Data records
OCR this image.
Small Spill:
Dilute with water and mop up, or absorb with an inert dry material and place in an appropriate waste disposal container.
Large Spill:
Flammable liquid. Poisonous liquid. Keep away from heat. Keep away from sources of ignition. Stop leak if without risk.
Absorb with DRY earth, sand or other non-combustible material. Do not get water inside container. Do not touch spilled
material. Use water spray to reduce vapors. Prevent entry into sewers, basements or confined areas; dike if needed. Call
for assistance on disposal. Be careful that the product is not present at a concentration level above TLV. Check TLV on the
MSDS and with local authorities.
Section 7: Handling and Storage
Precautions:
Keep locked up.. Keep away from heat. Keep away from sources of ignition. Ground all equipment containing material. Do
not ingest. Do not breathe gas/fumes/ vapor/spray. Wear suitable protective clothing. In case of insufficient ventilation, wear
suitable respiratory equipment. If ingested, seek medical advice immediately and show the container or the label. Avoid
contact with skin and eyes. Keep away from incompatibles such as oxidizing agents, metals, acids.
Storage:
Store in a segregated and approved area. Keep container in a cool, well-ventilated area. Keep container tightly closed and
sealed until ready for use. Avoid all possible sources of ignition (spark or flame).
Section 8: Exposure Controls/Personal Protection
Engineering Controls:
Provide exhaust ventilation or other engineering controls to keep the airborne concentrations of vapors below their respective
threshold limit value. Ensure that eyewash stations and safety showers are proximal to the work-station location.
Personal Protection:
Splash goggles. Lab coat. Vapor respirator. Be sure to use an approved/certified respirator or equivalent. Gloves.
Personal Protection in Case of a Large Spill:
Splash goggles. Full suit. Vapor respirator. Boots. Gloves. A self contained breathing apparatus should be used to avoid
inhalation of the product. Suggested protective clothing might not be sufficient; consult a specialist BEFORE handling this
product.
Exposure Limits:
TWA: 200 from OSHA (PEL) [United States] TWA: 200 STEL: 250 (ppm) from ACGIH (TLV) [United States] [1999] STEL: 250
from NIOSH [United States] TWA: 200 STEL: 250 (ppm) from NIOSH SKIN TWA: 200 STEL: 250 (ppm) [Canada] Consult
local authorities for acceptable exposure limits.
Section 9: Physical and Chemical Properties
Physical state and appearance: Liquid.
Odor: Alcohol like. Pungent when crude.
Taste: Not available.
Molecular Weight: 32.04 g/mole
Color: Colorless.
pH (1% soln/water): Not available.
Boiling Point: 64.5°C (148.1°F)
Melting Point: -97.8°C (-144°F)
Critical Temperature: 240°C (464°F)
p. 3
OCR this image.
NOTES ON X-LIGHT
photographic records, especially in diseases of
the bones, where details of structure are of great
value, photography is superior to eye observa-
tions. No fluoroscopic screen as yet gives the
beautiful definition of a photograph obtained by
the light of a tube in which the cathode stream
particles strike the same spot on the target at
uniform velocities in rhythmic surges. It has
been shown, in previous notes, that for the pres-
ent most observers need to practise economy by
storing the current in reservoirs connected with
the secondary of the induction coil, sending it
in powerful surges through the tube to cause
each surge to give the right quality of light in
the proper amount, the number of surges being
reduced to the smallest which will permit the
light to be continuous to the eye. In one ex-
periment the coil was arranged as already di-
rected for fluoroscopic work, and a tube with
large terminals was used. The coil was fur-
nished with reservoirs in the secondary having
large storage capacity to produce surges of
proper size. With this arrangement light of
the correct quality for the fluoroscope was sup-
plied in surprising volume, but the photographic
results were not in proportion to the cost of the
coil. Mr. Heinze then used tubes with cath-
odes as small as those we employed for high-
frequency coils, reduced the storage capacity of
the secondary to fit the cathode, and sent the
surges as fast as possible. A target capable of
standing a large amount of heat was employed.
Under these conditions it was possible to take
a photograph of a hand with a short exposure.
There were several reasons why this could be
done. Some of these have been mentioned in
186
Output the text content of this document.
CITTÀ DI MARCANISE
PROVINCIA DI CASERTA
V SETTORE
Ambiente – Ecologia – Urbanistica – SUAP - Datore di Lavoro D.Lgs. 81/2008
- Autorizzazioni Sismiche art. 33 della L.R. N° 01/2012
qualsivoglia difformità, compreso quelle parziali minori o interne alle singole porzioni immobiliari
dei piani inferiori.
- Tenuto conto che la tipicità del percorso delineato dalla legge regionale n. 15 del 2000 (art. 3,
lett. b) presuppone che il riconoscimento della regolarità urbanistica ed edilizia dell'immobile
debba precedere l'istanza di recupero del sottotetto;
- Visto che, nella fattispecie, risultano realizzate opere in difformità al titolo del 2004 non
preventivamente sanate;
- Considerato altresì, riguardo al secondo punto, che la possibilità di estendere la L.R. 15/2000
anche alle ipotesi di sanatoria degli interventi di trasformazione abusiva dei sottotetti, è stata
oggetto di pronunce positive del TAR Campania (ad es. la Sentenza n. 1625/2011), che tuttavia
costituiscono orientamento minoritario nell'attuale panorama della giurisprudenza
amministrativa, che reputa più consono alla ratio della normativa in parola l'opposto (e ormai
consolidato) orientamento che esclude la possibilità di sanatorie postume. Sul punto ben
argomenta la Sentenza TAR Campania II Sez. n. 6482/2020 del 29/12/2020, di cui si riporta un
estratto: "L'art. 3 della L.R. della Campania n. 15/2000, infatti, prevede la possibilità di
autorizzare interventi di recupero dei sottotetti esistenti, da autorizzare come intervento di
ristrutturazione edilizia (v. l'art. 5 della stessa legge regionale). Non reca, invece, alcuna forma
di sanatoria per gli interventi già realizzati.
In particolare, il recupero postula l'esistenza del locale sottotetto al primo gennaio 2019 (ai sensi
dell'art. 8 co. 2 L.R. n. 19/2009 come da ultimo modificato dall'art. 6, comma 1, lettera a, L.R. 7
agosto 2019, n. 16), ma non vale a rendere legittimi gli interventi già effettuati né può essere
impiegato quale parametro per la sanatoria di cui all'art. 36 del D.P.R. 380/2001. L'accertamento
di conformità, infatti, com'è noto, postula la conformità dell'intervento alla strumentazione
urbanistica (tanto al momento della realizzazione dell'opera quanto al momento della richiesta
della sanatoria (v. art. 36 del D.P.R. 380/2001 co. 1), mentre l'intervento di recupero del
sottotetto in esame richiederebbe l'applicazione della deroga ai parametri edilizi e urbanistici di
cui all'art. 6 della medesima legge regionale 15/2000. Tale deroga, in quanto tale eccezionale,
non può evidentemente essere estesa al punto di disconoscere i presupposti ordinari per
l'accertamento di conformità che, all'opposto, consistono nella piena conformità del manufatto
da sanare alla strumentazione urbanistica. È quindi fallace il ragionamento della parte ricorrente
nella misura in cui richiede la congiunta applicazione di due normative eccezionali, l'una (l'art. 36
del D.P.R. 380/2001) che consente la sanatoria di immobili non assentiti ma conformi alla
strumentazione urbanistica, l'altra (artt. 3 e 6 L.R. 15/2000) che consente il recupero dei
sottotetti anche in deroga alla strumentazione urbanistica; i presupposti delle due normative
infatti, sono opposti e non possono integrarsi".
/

Written problem:
Each line in the entries above that includes the string "interventi" should be extracted.

Result of the task:
anche alle ipotesi di sanatoria degli interventi di trasformazione abusiva dei sottotetti, è stata
autorizzare interventi di recupero dei sottotetti esistenti, da autorizzare come intervento di
di sanatoria per gli interventi già realizzati.
agosto 2019, n. 16), ma non vale a rendere legittimi gli interventi già effettuati né può essere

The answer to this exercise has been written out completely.